** start Records provided **

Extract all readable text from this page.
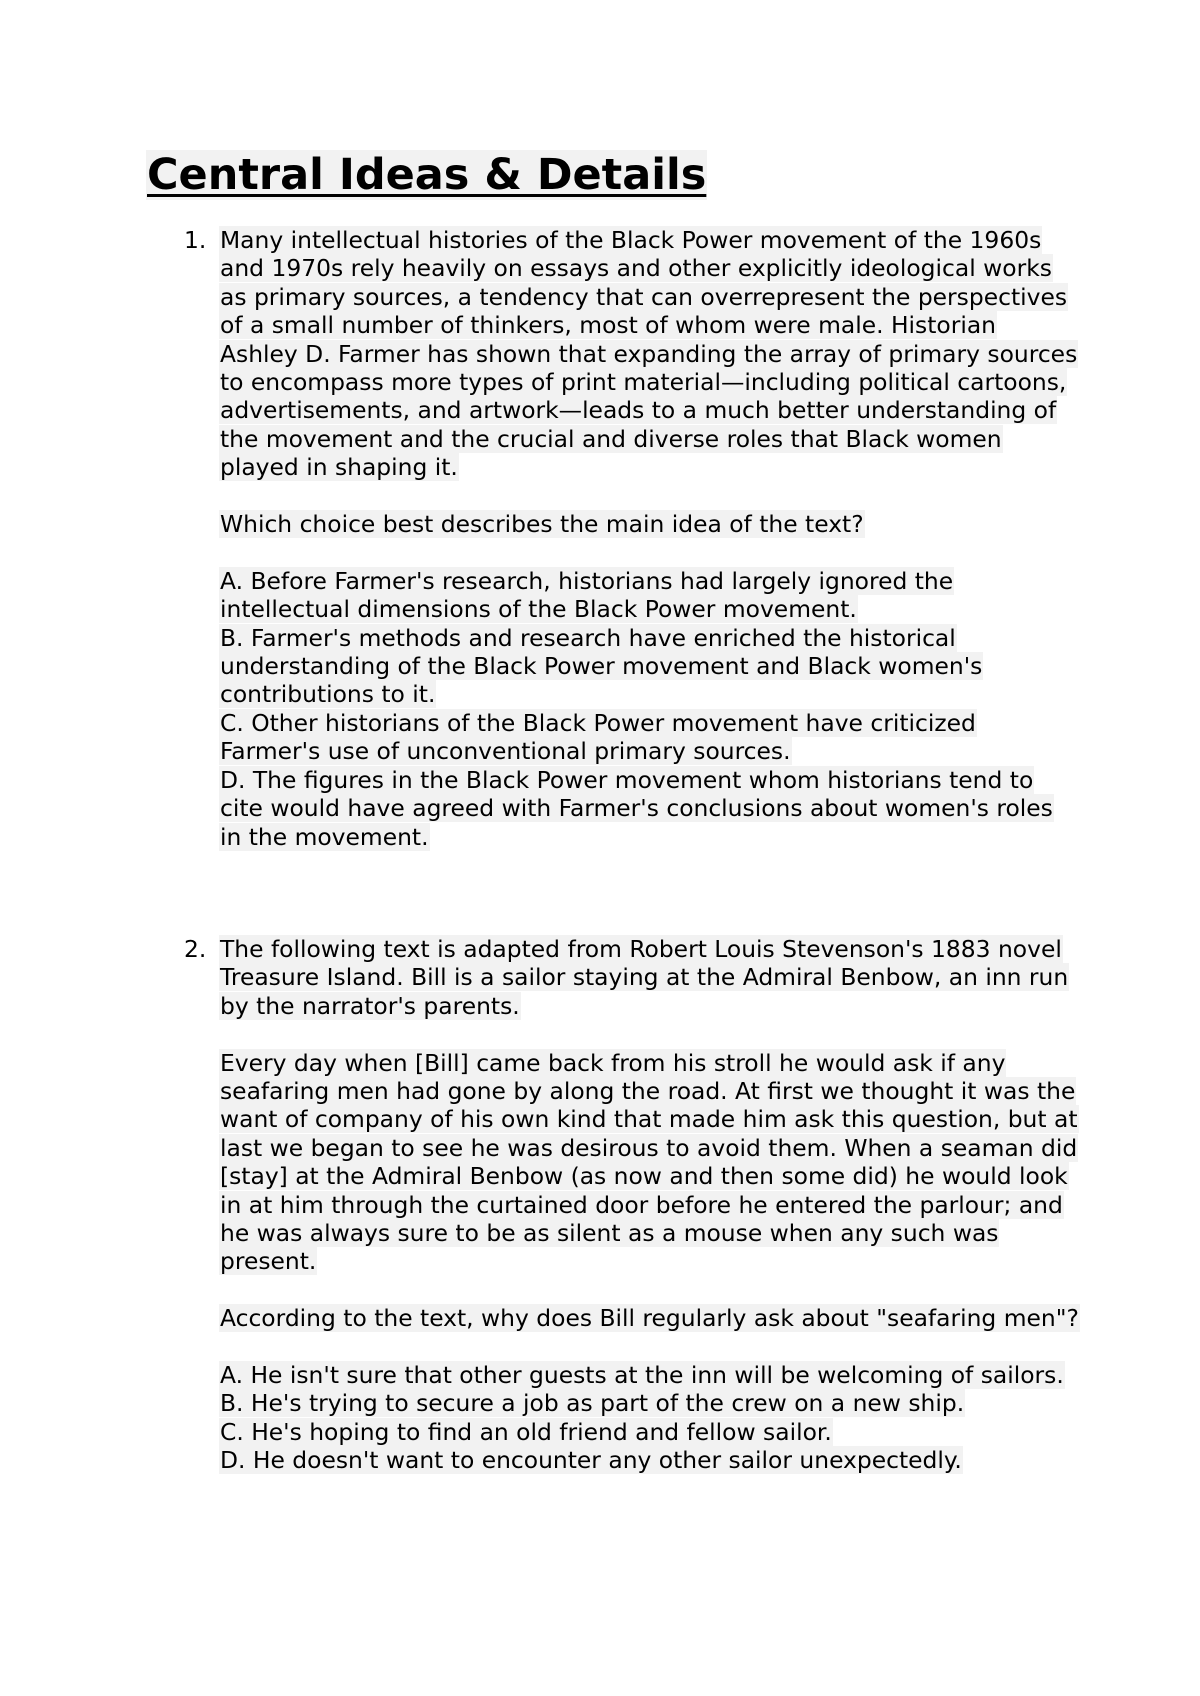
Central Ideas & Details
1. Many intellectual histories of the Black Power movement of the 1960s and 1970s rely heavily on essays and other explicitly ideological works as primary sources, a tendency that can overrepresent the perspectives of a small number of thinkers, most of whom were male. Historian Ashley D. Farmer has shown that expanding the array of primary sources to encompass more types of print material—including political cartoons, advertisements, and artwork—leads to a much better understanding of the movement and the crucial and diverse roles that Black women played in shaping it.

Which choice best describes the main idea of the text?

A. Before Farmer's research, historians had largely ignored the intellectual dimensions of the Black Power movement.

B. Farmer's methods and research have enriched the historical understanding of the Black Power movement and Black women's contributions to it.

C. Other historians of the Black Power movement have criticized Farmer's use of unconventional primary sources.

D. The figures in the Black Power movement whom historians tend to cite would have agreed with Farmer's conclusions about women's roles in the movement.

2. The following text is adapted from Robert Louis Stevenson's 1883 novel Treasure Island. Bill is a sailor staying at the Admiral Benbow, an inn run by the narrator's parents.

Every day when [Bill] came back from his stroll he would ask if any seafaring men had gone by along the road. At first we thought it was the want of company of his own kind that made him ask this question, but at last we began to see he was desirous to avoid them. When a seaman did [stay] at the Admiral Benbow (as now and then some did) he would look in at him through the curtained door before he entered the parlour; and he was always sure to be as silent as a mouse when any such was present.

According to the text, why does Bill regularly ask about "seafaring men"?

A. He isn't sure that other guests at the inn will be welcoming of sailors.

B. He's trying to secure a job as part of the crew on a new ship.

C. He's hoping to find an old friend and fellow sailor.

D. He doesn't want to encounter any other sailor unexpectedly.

** end Records provided **
** start Records provided **

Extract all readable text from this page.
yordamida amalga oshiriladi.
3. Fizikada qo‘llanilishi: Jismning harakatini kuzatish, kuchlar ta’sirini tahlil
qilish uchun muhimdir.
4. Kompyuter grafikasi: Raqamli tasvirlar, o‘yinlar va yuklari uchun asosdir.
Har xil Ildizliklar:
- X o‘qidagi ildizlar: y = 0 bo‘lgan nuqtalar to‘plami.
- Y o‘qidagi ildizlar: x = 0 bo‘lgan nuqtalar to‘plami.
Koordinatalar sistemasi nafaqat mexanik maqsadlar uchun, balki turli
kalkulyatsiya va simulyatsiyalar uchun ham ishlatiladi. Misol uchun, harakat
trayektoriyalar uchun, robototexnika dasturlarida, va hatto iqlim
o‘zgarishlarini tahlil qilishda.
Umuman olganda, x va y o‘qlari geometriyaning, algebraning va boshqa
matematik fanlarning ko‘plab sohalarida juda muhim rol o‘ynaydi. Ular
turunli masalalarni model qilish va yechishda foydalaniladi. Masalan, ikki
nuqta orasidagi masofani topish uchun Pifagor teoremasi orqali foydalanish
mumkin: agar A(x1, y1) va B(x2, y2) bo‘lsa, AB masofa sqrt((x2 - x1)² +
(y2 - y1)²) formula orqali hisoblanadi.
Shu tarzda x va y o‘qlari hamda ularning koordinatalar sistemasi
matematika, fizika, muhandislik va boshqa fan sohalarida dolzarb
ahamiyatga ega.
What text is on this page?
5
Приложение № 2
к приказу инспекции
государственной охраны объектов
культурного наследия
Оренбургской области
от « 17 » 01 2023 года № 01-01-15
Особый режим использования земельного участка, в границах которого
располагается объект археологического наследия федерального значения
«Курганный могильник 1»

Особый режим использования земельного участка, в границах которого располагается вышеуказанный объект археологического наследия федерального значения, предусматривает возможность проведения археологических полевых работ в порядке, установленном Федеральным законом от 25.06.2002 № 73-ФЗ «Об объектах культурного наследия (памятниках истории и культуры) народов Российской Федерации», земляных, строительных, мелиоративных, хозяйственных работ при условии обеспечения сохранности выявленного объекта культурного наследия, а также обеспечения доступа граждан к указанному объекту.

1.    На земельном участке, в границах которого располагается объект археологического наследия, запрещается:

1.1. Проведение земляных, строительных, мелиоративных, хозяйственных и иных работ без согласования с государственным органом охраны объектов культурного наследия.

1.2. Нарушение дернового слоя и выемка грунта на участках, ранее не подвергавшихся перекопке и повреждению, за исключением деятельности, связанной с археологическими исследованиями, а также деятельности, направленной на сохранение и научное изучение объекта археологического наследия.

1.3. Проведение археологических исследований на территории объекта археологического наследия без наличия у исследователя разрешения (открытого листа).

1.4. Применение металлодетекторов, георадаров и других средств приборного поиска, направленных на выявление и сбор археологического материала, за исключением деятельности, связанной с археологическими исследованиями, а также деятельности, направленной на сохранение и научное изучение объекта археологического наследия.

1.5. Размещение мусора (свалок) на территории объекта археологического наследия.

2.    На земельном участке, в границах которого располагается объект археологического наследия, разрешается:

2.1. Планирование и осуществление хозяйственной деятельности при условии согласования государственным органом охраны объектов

** end Records provided **
** start Records provided **

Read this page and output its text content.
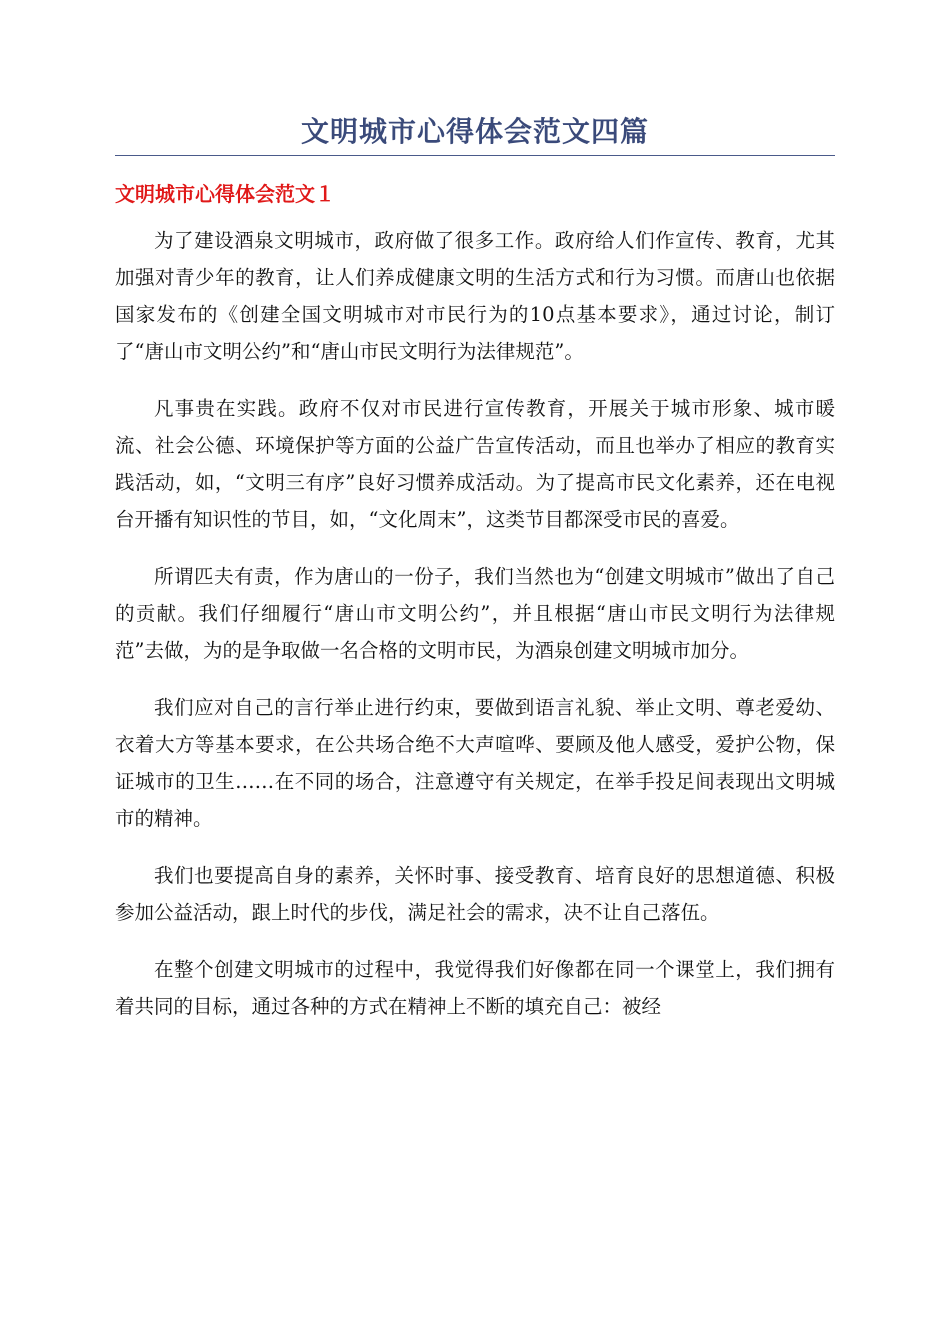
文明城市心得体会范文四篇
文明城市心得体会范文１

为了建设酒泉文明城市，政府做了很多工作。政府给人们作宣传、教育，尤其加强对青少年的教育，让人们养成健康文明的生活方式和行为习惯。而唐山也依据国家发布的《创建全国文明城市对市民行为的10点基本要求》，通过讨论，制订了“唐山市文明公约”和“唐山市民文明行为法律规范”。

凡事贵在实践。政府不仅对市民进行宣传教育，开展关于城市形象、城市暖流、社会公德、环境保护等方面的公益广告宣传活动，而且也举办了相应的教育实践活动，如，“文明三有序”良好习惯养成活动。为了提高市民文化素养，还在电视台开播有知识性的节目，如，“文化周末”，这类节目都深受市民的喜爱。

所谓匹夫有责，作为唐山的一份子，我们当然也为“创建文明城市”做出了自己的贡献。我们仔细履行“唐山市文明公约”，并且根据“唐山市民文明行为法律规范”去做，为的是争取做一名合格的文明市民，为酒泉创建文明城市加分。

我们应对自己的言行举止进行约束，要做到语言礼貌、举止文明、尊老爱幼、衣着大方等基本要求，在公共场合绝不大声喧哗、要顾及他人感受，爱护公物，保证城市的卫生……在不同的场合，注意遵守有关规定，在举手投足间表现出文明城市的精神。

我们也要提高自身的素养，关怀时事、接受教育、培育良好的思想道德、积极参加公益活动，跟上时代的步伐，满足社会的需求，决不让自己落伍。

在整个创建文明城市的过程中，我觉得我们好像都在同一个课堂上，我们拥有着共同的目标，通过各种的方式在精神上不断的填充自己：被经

** end Records provided **

__Given task__: Where a line of the records above holds the word "唐山市文明公约", copy that line.

__Solution below__:
为了建设酒泉文明城市，政府做了很多工作。政府给人们作宣传、教育，尤其加强对青少年的教育，让人们养成健康文明的生活方式和行为习惯。而唐山也依据国家发布的《创建全国文明城市对市民行为的10点基本要求》，通过讨论，制订了“唐山市文明公约”和“唐山市民文明行为法律规范”。
所谓匹夫有责，作为唐山的一份子，我们当然也为“创建文明城市”做出了自己的贡献。我们仔细履行“唐山市文明公约”，并且根据“唐山市民文明行为法律规范”去做，为的是争取做一名合格的文明市民，为酒泉创建文明城市加分。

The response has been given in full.